> **Consigne**:
Répondez à ces questions sur l'article consacré à l'affaire Michel Bond :
(a) Quelle entreprise Michel Bond préside-t-il, et que fabrique-t-elle ?
(b) Dans quel but l'inspecteur s'était-il rendu sur place ?
(c) À quelle date la juge Lynne Landry décidera-t-elle du sort de l'accusé ?

> **Texte d'étude**:
Michel Bond, le président de l'entreprise de fabrication de rampes et d'auvents Mirik, contredit l'inspecteur, qui affirmait, jeudi, que l'accusé l'avait poussé avant de lui fermer la portière de sa voiture sur une jambe.
«J'ai moi-même appelé la police, a mentionné M. Bond. Puis (l'employé de l'OQLF) ne s'est jamais plaint, quand la police est arrivée, que je lui avait fermé la porte comme cela. Je n'ai seulement jamais approché sa voiture.»
Arrivé sur place pour relever une infraction à la Charte de la langue française, l'inspecteur se serait fait montrer la sortie par le président de l'entreprise.
«Il se trouvait dans l'atelier et entravait le travail de mes employés. Si il avait été professionnel, on aurait été professionnel envers
lui», s'est défendu M. Bond.
La poursuite mentionne que, suite à une conversation où le ton a monté d'un cran, l'homme d'affaires aurait poussé l'inspecteur, avant de lui fermer la portière de sa voiture sur un jambe, ce qui représente des accusations de voies de fait simple et armée.
La juge Lynne Landry décidera du sort de l'accusé le 2 octobre, et non le 20, comme nous l'écrivions dans notre édition de vendredi.

> **Données étudiées**:
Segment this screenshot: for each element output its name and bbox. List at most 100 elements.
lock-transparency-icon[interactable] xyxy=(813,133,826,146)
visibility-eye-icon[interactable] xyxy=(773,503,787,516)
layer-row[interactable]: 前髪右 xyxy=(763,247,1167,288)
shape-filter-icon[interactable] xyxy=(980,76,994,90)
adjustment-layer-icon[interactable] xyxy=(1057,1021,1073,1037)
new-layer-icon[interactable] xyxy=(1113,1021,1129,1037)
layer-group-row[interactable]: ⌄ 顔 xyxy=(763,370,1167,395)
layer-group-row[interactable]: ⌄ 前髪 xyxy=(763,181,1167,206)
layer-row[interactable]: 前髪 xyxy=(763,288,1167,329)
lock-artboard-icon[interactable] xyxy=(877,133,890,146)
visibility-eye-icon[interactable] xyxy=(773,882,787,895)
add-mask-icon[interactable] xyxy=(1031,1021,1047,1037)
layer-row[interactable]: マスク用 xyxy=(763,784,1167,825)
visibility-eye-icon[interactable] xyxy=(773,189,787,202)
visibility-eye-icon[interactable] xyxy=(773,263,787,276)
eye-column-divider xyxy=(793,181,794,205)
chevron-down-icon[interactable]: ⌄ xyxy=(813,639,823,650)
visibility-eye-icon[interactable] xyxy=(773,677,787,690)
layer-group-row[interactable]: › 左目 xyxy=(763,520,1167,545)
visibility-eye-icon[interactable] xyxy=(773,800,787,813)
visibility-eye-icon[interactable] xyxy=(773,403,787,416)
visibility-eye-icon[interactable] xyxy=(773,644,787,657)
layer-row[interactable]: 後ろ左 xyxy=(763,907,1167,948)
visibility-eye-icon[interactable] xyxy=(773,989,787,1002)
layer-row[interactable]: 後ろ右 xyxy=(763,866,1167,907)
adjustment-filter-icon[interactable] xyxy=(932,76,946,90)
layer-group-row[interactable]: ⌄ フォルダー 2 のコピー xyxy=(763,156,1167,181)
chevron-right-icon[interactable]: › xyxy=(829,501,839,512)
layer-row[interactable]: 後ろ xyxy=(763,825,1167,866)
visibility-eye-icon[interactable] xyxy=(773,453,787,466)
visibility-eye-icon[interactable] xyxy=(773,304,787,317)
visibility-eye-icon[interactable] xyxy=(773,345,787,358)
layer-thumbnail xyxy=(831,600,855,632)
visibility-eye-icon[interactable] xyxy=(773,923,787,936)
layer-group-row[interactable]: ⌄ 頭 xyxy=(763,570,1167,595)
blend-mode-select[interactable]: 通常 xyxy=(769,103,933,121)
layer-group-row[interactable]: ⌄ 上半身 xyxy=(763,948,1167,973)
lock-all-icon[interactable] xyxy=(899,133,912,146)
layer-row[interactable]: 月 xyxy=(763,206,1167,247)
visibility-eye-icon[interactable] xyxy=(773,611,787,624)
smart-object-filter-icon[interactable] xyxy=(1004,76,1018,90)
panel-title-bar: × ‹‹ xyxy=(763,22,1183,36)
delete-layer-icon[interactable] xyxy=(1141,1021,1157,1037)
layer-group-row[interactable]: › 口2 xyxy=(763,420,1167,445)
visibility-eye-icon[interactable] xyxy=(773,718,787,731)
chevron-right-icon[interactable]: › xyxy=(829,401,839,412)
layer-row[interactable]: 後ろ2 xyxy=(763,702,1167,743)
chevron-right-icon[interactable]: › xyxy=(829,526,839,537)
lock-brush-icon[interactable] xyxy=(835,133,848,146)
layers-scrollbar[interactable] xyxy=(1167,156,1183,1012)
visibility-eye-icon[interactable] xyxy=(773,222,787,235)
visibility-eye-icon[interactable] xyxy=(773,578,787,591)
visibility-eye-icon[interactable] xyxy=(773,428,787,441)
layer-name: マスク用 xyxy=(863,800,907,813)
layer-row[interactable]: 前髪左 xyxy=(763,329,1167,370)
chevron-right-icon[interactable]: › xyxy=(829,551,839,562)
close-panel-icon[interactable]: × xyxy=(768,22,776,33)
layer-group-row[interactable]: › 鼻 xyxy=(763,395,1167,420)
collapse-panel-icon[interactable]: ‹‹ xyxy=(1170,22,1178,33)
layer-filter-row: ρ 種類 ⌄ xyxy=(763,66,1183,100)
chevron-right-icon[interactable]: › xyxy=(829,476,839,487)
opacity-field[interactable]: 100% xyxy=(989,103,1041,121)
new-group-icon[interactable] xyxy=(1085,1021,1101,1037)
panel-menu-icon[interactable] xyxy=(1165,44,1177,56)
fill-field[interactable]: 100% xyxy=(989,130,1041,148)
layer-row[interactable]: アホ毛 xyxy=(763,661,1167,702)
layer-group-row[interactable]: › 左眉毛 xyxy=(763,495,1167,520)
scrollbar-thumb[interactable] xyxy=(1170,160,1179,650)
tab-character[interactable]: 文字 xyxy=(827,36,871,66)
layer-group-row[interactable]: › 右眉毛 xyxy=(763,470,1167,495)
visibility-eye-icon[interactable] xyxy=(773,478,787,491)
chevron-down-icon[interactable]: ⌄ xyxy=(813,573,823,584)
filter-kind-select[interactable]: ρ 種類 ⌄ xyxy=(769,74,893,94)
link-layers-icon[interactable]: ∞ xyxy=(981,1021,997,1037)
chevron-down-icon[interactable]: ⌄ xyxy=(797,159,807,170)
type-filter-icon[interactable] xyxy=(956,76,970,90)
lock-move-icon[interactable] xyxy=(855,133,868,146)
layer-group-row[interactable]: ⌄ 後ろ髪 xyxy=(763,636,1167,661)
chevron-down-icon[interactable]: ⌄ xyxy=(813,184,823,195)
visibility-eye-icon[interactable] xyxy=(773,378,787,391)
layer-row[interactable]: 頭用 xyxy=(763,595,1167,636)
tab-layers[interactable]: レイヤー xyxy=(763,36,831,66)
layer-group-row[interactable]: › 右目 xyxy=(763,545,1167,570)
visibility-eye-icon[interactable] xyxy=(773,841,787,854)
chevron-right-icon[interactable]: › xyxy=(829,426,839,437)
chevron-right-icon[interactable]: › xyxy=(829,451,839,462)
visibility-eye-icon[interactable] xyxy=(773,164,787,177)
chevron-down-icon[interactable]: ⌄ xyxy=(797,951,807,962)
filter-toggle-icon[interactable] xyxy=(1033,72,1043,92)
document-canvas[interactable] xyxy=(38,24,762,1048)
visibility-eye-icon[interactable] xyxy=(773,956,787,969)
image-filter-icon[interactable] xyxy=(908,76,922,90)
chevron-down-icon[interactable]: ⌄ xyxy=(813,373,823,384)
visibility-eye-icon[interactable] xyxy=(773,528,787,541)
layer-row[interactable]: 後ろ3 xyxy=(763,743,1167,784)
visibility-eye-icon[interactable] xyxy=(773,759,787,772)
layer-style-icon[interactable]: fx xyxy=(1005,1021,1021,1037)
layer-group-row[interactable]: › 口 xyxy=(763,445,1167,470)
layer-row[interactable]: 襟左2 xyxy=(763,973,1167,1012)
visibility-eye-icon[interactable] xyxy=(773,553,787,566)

> **Corrigé**:
(a) Il préside Mirik, une entreprise qui fabrique des rampes et des auvents.
(b) Il était venu relever une infraction à la Charte de la langue française.
(c) Le 2 octobre.